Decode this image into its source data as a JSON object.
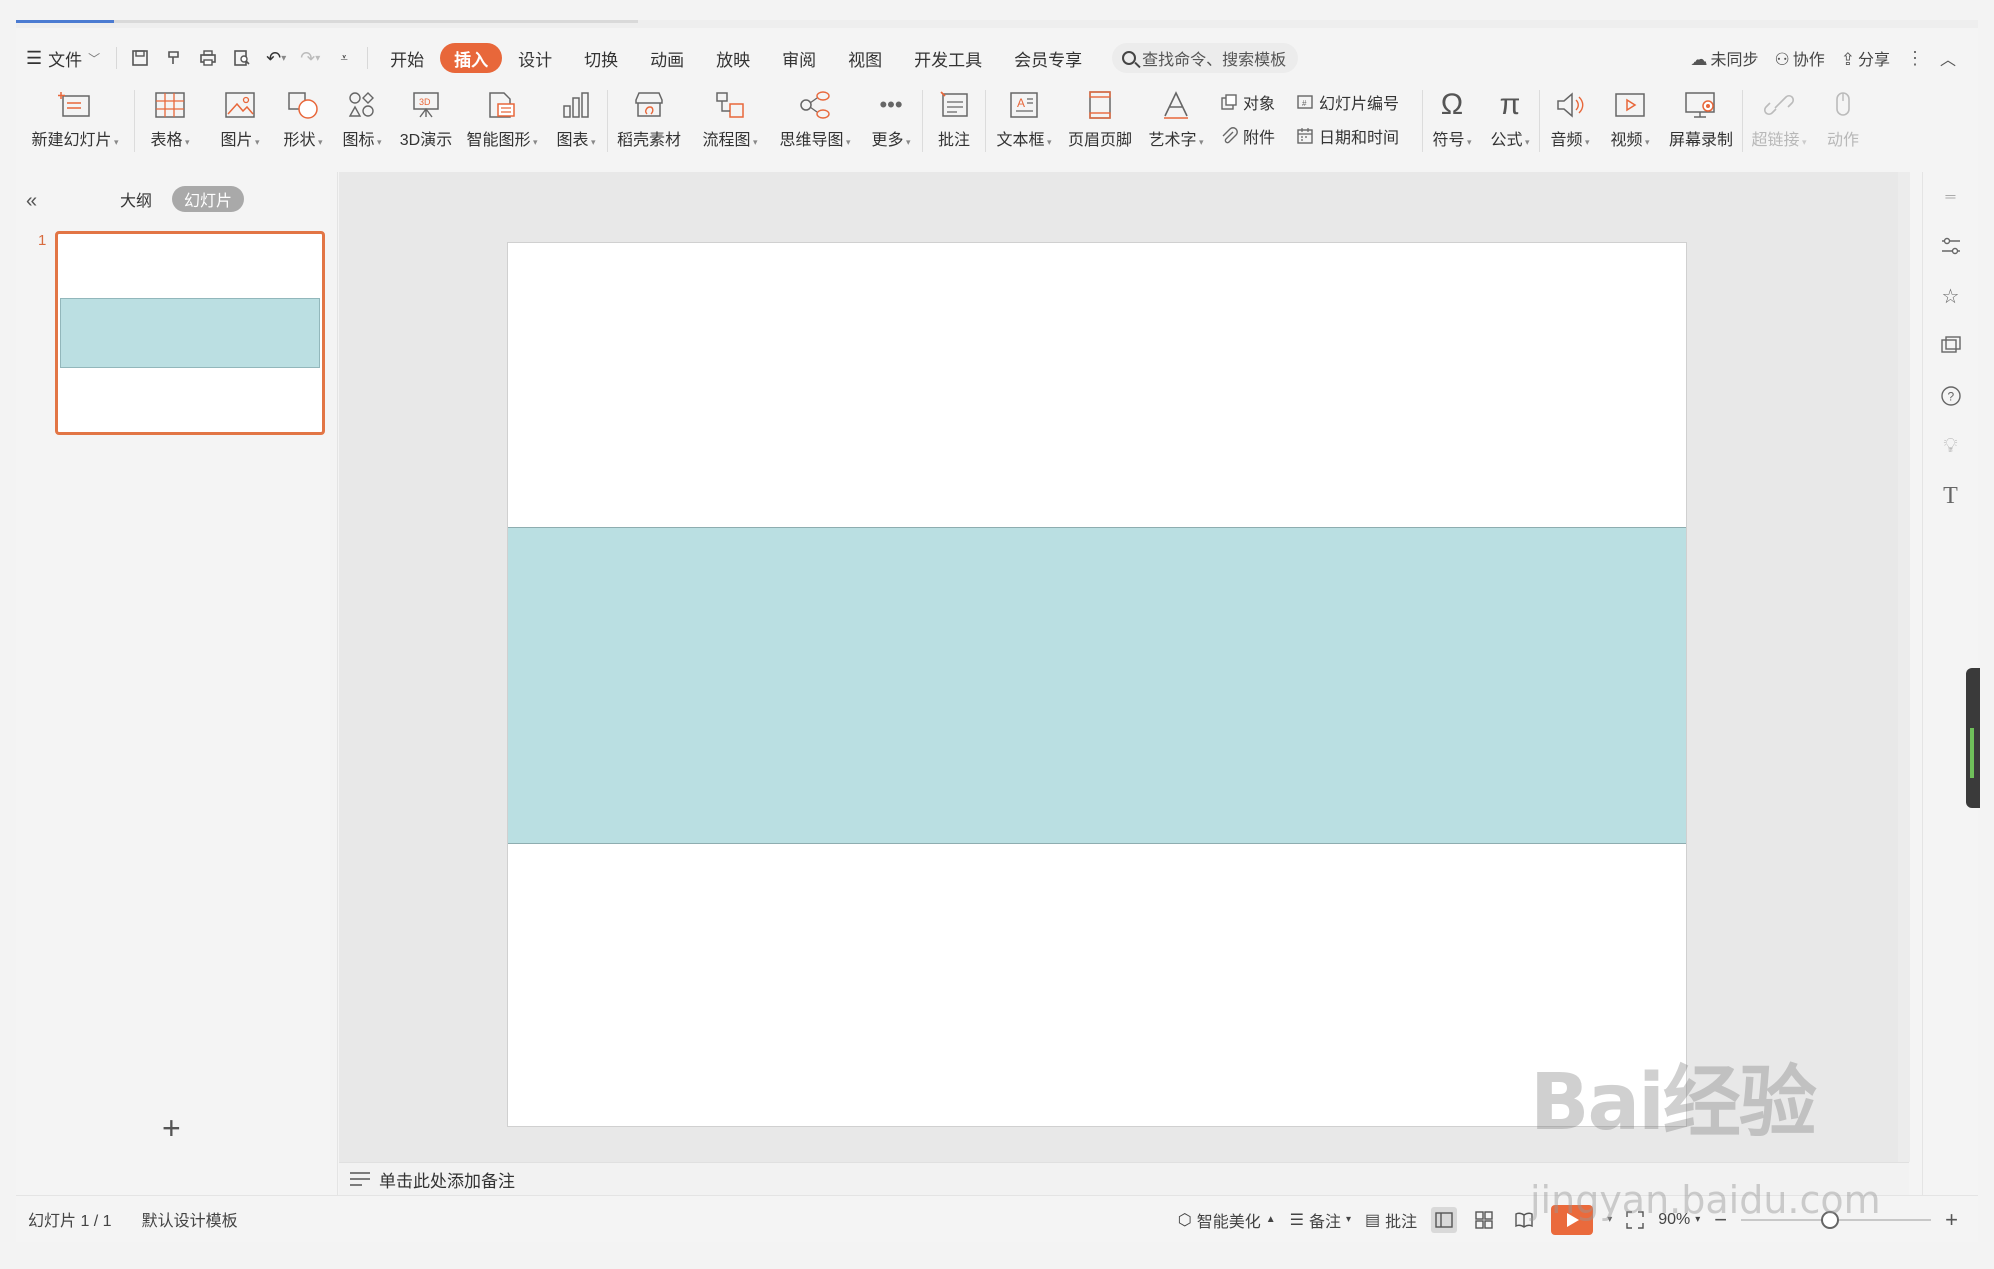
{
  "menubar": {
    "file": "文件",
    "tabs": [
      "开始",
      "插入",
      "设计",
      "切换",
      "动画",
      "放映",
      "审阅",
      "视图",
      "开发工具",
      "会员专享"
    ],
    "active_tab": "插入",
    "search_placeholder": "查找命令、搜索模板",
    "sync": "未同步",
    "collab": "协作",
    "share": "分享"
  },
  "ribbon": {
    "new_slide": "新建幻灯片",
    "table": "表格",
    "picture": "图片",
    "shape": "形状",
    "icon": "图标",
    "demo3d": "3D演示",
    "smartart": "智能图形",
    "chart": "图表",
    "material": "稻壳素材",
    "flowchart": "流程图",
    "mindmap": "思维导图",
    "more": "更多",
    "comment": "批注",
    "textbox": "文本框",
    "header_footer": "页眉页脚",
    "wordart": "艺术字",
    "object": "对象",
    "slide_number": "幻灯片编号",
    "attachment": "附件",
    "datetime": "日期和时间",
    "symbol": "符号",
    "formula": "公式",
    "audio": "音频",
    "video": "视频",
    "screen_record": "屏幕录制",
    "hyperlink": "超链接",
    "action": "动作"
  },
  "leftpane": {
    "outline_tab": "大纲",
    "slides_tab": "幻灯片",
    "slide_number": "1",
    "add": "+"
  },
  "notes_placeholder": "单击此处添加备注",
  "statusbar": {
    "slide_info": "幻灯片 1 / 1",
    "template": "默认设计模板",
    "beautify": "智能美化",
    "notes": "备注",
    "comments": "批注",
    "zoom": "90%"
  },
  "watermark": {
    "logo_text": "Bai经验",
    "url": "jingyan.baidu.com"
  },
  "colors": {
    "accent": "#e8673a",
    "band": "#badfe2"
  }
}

--

> **CHALLENGE**
Omit the pictures. Transcribe every record exactly.

> **PROBLEM SOLUTION**
Decode this image into its source data as a JSON object.
{
  "menubar": {
    "file": "文件",
    "tabs": [
      "开始",
      "插入",
      "设计",
      "切换",
      "动画",
      "放映",
      "审阅",
      "视图",
      "开发工具",
      "会员专享"
    ],
    "active_tab": "插入",
    "search_placeholder": "查找命令、搜索模板",
    "sync": "未同步",
    "collab": "协作",
    "share": "分享"
  },
  "ribbon": {
    "new_slide": "新建幻灯片",
    "table": "表格",
    "picture": "图片",
    "shape": "形状",
    "icon": "图标",
    "demo3d": "3D演示",
    "smartart": "智能图形",
    "chart": "图表",
    "material": "稻壳素材",
    "flowchart": "流程图",
    "mindmap": "思维导图",
    "more": "更多",
    "comment": "批注",
    "textbox": "文本框",
    "header_footer": "页眉页脚",
    "wordart": "艺术字",
    "object": "对象",
    "slide_number": "幻灯片编号",
    "attachment": "附件",
    "datetime": "日期和时间",
    "symbol": "符号",
    "formula": "公式",
    "audio": "音频",
    "video": "视频",
    "screen_record": "屏幕录制",
    "hyperlink": "超链接",
    "action": "动作"
  },
  "leftpane": {
    "outline_tab": "大纲",
    "slides_tab": "幻灯片",
    "slide_number": "1",
    "add": "+"
  },
  "notes_placeholder": "单击此处添加备注",
  "statusbar": {
    "slide_info": "幻灯片 1 / 1",
    "template": "默认设计模板",
    "beautify": "智能美化",
    "notes": "备注",
    "comments": "批注",
    "zoom": "90%"
  },
  "watermark": {
    "logo_text": "Bai经验",
    "url": "jingyan.baidu.com"
  },
  "colors": {
    "accent": "#e8673a",
    "band": "#badfe2"
  }
}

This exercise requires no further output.